● TASK DATA:
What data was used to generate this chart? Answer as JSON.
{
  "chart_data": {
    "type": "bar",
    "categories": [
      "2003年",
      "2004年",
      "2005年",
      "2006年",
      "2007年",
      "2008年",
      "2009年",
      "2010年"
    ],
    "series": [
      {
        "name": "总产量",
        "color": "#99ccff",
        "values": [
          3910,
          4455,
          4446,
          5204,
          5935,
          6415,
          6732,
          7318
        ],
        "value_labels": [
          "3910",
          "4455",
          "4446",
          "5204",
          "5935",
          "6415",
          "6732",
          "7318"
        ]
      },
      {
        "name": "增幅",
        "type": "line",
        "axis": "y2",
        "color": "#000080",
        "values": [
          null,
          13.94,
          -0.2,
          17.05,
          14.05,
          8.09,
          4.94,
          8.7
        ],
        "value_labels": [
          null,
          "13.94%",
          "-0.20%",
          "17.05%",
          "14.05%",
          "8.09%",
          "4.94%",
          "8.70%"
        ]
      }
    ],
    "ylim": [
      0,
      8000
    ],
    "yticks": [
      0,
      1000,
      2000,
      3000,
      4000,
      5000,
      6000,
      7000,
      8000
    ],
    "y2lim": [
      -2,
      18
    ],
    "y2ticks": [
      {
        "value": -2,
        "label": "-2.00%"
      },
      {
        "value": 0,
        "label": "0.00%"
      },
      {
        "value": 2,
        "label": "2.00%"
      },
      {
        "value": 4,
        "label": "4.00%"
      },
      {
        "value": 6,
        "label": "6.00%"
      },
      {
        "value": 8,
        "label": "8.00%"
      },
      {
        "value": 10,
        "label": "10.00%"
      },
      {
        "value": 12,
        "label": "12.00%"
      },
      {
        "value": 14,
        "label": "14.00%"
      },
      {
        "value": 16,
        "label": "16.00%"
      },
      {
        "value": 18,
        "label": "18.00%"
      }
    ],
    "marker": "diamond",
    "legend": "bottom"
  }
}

==

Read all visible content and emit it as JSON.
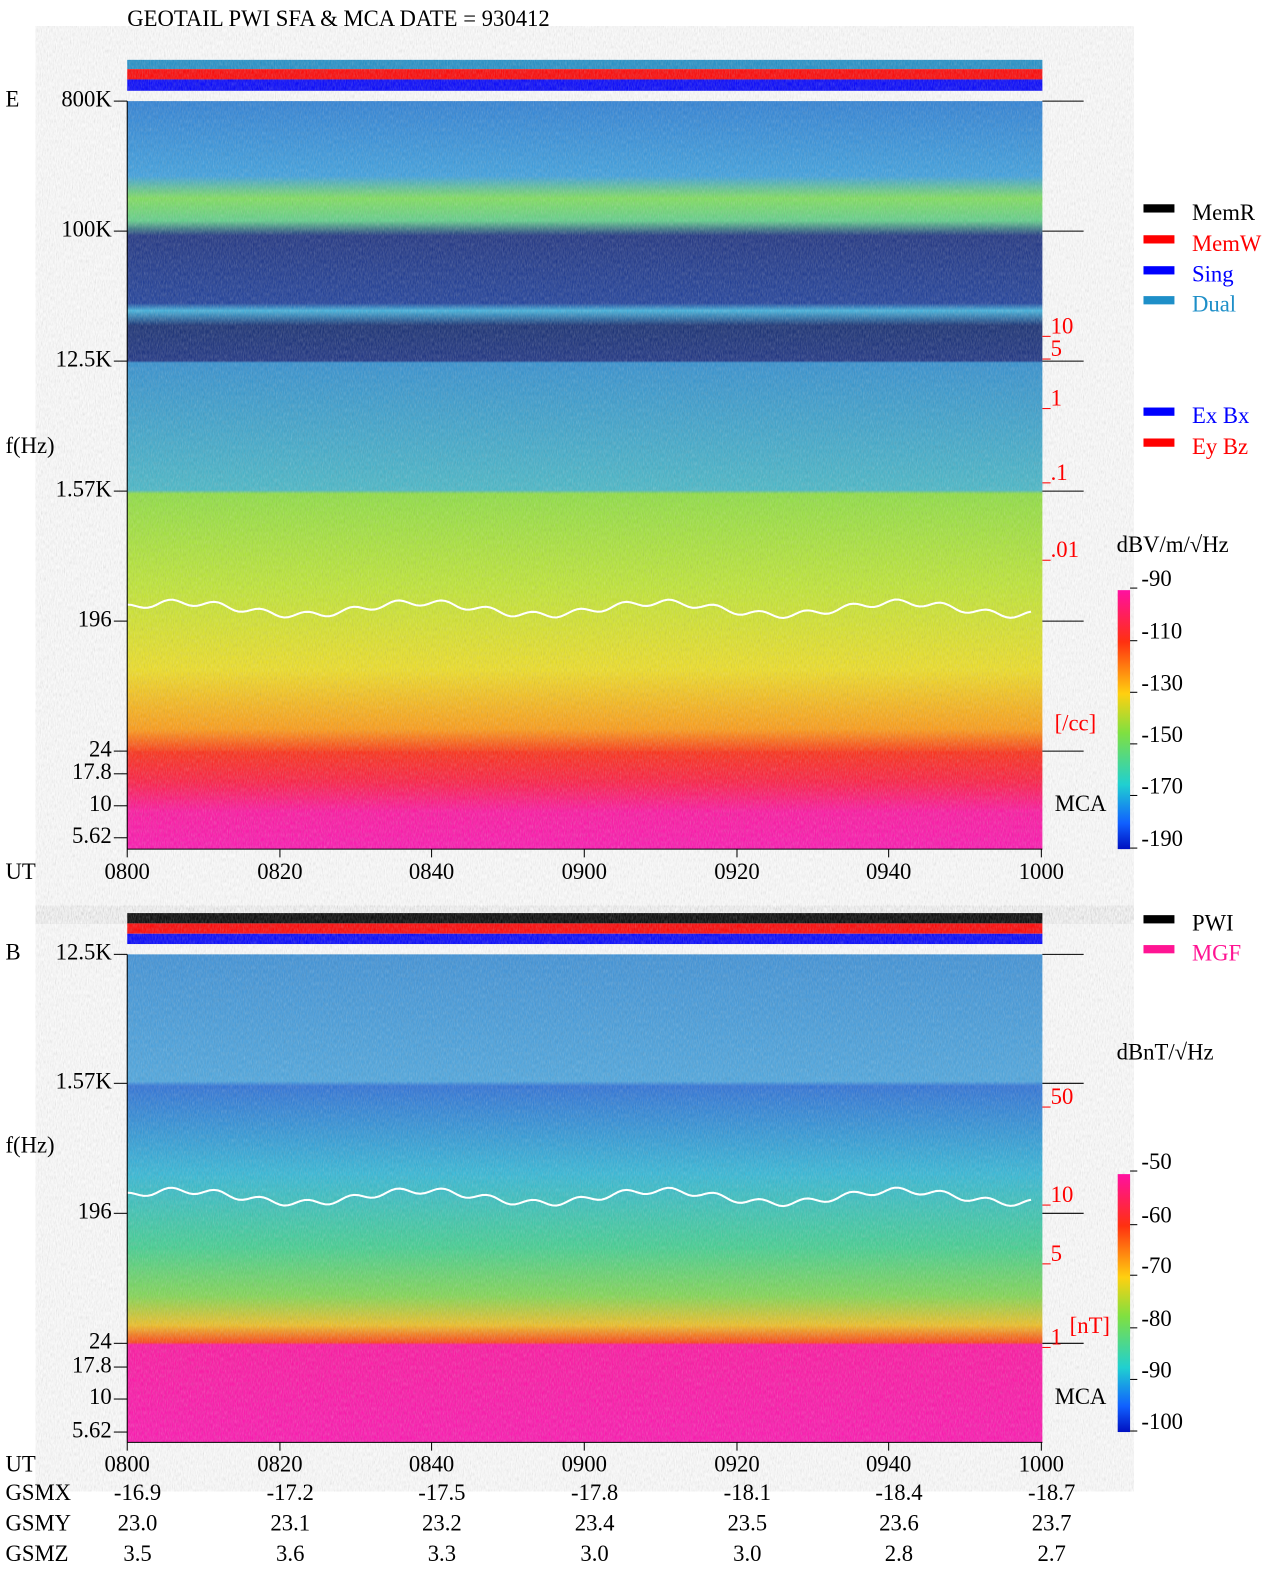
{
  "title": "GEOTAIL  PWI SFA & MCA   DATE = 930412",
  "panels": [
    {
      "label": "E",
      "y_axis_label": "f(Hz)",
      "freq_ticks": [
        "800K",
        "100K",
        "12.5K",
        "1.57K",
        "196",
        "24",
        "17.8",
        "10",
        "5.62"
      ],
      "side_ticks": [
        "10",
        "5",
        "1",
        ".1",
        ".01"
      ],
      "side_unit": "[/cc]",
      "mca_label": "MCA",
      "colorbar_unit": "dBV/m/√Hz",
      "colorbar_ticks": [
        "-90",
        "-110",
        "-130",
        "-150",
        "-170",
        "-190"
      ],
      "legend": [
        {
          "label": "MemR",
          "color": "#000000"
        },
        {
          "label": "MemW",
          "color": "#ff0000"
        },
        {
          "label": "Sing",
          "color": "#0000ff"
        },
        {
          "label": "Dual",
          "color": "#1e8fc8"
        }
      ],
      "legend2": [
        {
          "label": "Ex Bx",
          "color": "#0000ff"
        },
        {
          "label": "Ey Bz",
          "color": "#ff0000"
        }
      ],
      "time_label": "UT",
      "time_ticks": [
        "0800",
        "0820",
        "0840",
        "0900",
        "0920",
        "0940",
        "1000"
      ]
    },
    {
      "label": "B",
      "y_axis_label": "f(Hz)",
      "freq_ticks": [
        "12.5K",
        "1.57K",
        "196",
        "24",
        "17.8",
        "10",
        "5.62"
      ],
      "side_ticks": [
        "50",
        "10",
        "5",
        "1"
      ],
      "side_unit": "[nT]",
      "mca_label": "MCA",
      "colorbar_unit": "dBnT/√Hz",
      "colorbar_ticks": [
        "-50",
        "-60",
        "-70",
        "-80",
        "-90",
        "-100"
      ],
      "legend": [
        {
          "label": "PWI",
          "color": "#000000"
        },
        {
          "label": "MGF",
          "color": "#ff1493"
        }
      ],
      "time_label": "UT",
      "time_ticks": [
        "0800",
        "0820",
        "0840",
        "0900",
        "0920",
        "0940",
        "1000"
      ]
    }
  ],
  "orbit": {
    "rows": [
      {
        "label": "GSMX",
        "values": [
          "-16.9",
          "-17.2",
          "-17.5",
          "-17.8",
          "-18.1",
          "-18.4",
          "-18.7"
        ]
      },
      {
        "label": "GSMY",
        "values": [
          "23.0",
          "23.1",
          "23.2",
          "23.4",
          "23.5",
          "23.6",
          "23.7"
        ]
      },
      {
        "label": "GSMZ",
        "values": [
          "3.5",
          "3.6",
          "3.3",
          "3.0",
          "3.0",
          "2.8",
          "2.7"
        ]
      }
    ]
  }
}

---

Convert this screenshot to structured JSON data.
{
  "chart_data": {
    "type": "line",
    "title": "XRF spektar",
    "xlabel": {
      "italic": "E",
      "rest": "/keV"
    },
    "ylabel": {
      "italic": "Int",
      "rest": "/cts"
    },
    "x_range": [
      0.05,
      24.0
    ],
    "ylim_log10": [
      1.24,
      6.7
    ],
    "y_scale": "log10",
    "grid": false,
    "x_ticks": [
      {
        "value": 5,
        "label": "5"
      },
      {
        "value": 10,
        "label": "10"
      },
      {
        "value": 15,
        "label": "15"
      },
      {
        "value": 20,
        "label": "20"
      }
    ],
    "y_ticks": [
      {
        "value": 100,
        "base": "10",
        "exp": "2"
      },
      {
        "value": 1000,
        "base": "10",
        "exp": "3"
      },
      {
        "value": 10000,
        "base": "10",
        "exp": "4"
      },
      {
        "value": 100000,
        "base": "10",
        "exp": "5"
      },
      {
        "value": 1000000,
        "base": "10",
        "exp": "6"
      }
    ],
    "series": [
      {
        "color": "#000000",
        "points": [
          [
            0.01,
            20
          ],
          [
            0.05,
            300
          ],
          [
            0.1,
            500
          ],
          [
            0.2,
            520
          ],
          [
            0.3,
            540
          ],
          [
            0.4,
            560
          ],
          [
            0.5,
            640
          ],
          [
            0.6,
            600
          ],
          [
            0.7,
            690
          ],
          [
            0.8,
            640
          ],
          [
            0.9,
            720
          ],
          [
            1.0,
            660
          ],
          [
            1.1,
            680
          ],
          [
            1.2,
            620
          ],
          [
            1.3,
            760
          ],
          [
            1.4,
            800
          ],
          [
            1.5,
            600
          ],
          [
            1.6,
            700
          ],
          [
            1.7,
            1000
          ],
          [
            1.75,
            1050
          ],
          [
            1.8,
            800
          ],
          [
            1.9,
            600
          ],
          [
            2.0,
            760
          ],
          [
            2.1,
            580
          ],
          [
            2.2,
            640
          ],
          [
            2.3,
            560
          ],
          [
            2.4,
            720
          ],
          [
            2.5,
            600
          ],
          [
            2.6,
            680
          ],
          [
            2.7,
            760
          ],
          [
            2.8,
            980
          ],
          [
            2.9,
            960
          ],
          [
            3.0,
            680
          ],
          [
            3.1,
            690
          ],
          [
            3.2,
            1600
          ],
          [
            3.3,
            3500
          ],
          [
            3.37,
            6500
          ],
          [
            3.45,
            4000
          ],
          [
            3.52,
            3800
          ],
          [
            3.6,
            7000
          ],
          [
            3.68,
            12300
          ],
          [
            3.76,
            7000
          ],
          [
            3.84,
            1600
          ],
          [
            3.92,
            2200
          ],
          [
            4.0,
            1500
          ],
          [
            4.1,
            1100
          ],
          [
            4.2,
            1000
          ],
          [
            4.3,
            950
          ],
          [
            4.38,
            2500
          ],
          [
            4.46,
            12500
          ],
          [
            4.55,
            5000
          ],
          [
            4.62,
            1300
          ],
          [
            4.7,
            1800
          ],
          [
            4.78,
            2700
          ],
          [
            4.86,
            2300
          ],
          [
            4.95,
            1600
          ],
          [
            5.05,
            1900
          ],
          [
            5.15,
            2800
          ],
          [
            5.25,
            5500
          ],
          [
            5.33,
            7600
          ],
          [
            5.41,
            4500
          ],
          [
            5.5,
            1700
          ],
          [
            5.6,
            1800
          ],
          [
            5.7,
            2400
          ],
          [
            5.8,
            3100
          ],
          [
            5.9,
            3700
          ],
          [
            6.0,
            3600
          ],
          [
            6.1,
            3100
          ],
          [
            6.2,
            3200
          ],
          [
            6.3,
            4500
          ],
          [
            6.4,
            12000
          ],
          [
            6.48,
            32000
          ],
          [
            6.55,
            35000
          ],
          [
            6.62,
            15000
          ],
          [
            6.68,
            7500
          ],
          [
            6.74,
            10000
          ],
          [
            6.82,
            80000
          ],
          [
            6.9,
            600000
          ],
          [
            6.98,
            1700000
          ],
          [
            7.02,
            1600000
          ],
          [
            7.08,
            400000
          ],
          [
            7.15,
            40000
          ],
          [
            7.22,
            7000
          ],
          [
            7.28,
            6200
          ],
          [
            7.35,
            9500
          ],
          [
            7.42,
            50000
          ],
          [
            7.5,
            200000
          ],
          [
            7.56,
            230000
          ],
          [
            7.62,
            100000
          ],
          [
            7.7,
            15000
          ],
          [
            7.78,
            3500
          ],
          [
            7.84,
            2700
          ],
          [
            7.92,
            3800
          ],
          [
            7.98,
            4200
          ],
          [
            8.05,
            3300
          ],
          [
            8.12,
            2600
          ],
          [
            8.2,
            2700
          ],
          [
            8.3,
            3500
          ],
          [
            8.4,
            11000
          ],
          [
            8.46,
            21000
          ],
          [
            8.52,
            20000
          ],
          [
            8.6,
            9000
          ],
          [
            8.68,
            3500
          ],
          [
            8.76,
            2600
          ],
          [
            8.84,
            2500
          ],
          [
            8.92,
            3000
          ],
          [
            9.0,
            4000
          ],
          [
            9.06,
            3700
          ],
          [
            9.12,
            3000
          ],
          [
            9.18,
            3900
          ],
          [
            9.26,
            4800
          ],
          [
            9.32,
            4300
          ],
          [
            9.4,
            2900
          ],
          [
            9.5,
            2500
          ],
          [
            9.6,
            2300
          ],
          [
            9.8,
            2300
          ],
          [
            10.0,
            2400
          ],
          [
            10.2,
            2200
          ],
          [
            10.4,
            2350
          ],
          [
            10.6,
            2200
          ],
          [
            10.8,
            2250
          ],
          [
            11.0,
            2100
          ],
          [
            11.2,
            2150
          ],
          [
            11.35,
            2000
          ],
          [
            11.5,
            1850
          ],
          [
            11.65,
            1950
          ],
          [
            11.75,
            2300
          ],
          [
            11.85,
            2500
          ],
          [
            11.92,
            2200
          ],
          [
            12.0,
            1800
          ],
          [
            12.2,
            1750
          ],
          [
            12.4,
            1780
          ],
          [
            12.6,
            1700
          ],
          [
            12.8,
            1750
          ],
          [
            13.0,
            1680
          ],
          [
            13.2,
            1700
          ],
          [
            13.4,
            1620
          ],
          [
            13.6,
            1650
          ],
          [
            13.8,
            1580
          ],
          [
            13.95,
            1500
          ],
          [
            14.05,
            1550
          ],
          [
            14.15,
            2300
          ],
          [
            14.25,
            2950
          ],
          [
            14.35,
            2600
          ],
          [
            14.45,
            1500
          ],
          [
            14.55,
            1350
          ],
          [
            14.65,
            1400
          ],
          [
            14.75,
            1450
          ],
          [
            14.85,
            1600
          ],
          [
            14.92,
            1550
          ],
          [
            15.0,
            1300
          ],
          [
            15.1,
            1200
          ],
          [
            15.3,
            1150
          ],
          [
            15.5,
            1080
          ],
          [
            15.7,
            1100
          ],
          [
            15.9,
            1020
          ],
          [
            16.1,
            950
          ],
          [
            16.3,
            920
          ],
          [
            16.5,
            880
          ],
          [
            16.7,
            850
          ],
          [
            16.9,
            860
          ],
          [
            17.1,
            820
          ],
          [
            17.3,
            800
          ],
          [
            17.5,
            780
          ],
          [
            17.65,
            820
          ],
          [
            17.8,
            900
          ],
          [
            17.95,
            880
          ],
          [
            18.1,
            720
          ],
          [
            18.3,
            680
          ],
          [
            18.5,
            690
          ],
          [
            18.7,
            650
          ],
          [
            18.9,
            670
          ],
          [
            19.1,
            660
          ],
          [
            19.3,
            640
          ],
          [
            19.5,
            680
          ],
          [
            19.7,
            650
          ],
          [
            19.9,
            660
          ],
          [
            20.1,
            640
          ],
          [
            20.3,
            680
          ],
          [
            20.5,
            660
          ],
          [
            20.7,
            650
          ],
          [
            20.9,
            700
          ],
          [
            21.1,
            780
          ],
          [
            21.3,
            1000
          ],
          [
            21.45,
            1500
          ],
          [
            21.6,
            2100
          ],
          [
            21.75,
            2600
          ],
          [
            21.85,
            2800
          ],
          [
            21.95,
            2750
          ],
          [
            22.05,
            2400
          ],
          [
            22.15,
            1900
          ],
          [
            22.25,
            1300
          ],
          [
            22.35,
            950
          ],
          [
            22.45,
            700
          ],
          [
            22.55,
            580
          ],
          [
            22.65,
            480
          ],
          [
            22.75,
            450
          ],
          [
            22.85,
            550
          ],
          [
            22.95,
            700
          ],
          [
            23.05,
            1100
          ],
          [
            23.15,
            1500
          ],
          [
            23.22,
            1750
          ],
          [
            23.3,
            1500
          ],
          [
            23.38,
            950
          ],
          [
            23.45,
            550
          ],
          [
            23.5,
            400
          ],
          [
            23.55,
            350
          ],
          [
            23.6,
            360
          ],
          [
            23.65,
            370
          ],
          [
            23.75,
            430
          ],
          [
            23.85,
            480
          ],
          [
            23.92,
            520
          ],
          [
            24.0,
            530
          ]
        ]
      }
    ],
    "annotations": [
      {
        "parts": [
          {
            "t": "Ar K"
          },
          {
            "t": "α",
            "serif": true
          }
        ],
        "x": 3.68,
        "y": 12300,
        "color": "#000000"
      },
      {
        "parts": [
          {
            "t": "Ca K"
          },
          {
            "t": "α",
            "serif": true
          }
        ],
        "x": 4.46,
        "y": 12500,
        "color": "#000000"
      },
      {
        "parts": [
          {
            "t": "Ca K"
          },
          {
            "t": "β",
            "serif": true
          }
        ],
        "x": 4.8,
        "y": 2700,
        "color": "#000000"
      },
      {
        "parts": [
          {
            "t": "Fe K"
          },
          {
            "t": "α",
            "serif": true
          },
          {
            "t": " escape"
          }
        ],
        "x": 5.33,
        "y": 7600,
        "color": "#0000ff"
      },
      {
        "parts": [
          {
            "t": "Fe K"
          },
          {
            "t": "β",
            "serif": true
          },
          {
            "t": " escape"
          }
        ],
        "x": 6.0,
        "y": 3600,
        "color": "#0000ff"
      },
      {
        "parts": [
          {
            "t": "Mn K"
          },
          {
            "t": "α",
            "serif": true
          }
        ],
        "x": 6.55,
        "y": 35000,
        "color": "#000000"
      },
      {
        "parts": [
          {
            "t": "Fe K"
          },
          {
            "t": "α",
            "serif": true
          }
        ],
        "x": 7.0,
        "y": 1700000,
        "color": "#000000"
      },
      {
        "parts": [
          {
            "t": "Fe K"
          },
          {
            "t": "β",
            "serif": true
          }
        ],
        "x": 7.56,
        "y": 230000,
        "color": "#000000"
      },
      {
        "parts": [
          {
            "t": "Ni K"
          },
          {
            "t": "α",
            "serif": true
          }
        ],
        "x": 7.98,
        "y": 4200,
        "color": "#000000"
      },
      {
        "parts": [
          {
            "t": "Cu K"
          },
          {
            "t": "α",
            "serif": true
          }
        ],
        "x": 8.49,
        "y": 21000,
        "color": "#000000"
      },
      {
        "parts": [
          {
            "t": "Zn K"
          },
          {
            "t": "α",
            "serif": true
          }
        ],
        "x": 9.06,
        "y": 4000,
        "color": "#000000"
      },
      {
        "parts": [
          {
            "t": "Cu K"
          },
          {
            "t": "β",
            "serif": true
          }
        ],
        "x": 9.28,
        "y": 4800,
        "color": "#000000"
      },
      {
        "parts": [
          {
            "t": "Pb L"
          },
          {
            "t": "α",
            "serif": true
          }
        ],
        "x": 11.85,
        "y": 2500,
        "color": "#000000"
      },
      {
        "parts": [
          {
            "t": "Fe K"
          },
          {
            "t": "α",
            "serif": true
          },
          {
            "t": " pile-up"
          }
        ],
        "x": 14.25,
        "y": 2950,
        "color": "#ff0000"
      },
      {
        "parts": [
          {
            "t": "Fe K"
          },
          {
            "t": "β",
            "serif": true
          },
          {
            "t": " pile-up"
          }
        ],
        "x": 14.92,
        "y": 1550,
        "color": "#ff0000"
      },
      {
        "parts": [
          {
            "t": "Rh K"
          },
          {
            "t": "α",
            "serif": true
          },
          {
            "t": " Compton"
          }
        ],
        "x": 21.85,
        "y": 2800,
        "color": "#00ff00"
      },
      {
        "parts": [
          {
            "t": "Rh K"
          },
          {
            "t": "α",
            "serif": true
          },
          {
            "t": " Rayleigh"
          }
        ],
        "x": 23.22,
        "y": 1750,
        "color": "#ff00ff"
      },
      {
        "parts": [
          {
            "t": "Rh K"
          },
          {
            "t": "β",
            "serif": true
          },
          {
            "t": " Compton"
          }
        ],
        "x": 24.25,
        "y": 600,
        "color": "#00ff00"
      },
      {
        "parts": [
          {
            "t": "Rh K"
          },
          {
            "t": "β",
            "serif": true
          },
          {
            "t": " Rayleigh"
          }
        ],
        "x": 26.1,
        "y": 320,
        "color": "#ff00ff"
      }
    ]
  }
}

● REQUEST:
Return a copy of every line that includes the word "title".

● TASK OUTPUT:
  "title": "GEOTAIL  PWI SFA & MCA   DATE = 930412",
    "title": "XRF spektar",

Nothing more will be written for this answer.